▸ **Work instructions**: Turn the lines of the records below, from the first line through the line containing "option-label: Accessory Structure xyxy=(410,291,504,303)" (both included), into a numbered list, leaving out any blank lines.

▸ **Input**:
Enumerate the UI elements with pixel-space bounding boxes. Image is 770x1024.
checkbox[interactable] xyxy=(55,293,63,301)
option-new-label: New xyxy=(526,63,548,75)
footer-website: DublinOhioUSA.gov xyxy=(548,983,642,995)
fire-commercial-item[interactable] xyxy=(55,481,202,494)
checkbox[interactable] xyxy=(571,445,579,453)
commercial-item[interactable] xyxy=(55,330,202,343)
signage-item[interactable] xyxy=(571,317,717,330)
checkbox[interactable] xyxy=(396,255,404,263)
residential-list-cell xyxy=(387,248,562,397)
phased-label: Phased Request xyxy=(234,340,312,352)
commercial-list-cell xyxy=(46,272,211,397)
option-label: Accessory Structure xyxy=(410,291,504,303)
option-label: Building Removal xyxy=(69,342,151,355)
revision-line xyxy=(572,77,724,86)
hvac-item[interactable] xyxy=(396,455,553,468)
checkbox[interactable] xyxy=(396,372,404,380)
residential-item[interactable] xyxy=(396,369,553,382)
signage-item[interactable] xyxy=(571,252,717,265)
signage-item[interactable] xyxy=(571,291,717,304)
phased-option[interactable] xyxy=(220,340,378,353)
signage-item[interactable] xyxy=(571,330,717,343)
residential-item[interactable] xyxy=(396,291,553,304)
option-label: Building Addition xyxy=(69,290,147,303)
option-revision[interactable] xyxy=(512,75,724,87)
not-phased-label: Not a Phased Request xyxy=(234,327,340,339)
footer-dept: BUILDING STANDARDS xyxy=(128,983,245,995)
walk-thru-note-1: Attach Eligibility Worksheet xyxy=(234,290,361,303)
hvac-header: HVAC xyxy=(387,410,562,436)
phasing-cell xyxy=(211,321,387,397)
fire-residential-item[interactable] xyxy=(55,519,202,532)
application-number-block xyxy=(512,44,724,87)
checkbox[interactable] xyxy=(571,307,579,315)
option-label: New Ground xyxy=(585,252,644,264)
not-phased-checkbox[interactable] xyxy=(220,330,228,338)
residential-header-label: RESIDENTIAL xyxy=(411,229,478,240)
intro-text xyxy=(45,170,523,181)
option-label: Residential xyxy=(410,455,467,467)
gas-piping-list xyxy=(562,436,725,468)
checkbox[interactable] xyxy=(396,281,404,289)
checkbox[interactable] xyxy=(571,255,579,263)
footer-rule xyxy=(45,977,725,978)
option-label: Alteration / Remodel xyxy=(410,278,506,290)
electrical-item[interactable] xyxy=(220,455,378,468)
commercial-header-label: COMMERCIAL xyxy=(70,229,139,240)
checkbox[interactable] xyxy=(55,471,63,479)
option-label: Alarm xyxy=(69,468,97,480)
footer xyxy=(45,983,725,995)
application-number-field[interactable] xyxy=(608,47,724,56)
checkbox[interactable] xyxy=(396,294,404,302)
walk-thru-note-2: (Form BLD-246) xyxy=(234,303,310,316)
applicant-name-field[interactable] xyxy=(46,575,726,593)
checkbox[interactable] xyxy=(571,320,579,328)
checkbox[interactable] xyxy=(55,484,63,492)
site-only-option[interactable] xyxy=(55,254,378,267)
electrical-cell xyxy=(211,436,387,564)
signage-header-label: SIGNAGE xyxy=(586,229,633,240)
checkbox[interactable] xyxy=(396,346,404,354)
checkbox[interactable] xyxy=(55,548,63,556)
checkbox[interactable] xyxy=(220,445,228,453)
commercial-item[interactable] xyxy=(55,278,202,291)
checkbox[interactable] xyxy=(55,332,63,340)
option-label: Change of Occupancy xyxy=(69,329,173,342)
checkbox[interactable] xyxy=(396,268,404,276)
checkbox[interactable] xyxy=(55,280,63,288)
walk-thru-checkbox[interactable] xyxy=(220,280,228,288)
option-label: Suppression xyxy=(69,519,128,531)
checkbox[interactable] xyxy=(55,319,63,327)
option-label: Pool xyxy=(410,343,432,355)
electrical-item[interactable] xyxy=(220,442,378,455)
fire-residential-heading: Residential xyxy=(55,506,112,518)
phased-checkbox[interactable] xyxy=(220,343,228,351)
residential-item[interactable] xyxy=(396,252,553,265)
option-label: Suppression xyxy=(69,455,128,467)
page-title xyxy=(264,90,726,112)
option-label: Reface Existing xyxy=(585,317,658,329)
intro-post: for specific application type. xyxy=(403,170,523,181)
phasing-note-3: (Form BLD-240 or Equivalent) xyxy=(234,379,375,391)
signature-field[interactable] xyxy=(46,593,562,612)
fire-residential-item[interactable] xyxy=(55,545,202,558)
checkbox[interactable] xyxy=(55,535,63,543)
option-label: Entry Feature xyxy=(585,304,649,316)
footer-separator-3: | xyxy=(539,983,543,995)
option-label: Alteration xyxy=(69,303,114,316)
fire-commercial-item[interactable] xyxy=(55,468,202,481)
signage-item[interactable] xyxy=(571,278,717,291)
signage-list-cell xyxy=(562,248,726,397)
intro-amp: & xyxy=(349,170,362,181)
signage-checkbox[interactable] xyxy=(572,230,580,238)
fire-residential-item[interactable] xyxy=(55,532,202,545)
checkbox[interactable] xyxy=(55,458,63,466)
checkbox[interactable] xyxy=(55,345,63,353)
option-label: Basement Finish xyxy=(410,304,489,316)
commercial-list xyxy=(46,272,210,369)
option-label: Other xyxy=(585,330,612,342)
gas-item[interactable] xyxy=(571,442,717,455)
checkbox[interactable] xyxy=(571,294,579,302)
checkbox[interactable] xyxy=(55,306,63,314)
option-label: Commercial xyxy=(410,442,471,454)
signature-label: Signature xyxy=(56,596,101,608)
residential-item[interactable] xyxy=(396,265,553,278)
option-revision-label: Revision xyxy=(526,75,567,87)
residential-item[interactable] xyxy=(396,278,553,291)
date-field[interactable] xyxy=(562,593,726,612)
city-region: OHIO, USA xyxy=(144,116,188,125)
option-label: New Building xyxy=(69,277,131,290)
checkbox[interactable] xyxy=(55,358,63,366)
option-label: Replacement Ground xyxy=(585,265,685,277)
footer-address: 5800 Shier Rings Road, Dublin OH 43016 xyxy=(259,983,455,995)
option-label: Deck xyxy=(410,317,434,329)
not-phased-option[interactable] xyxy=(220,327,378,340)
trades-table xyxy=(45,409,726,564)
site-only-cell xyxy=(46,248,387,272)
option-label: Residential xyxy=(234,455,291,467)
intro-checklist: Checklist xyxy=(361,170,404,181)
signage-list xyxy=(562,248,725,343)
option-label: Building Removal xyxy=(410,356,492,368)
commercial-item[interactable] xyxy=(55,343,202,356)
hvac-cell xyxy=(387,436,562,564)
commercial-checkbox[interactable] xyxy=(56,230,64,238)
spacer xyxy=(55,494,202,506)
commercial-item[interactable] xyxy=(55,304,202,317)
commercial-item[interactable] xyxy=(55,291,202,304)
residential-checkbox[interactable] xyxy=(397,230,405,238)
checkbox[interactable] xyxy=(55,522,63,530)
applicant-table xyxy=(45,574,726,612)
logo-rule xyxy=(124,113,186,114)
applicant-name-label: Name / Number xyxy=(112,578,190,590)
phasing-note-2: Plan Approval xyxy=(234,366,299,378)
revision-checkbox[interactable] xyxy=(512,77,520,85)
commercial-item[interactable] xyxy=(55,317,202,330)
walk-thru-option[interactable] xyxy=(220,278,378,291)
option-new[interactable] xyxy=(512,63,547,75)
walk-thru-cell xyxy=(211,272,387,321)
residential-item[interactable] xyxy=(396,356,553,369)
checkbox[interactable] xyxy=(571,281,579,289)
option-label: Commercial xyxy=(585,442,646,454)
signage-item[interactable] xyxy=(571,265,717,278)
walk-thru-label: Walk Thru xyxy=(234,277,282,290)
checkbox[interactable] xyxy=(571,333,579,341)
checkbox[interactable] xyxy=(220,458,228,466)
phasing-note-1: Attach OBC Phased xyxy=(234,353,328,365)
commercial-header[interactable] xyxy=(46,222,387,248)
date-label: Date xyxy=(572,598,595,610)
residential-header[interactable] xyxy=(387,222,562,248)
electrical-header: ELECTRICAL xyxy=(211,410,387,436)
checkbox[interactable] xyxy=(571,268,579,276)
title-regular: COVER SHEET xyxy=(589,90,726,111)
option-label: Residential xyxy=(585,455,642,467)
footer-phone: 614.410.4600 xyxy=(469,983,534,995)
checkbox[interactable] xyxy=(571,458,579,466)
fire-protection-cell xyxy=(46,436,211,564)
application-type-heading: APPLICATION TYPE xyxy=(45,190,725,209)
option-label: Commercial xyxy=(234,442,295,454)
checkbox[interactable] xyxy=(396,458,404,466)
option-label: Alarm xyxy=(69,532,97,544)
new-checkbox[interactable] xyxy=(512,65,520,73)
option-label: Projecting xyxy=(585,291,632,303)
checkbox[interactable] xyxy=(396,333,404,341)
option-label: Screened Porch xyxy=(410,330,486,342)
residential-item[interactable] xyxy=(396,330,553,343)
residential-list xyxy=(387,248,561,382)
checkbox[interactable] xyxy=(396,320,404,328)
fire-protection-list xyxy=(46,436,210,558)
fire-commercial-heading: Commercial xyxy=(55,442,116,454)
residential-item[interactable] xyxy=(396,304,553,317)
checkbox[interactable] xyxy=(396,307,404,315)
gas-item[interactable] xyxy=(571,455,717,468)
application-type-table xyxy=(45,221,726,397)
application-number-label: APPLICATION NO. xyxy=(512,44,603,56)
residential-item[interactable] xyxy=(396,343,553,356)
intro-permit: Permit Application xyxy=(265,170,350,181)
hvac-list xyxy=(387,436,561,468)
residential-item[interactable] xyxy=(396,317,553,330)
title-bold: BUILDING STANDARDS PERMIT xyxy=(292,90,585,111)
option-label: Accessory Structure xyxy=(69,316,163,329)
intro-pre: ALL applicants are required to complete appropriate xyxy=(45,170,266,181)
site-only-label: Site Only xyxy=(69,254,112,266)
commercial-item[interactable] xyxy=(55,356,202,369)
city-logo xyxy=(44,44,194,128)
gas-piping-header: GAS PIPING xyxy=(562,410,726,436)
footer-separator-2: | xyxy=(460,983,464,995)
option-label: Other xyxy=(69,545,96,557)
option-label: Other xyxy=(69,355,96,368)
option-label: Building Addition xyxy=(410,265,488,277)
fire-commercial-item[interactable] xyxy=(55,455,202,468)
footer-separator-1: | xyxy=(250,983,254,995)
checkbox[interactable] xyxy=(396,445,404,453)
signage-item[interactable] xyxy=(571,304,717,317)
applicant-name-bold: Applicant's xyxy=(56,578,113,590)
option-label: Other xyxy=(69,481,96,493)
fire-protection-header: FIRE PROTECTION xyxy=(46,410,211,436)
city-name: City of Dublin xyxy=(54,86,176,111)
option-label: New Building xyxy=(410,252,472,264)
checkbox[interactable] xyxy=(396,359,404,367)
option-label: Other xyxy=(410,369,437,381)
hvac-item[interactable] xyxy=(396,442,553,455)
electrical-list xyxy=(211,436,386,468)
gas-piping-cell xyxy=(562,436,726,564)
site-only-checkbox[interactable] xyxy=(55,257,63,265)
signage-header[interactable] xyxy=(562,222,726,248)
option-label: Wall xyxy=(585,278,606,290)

▸ **The solution**:
1. Enumerate the UI elements with pixel-space bounding boxes. Image is 770x1024.
2. checkbox[interactable] xyxy=(55,293,63,301)
3. option-new-label: New xyxy=(526,63,548,75)
4. footer-website: DublinOhioUSA.gov xyxy=(548,983,642,995)
5. fire-commercial-item[interactable] xyxy=(55,481,202,494)
6. checkbox[interactable] xyxy=(571,445,579,453)
7. commercial-item[interactable] xyxy=(55,330,202,343)
8. signage-item[interactable] xyxy=(571,317,717,330)
9. checkbox[interactable] xyxy=(396,255,404,263)
10. residential-list-cell xyxy=(387,248,562,397)
11. phased-label: Phased Request xyxy=(234,340,312,352)
12. commercial-list-cell xyxy=(46,272,211,397)
13. option-label: Accessory Structure xyxy=(410,291,504,303)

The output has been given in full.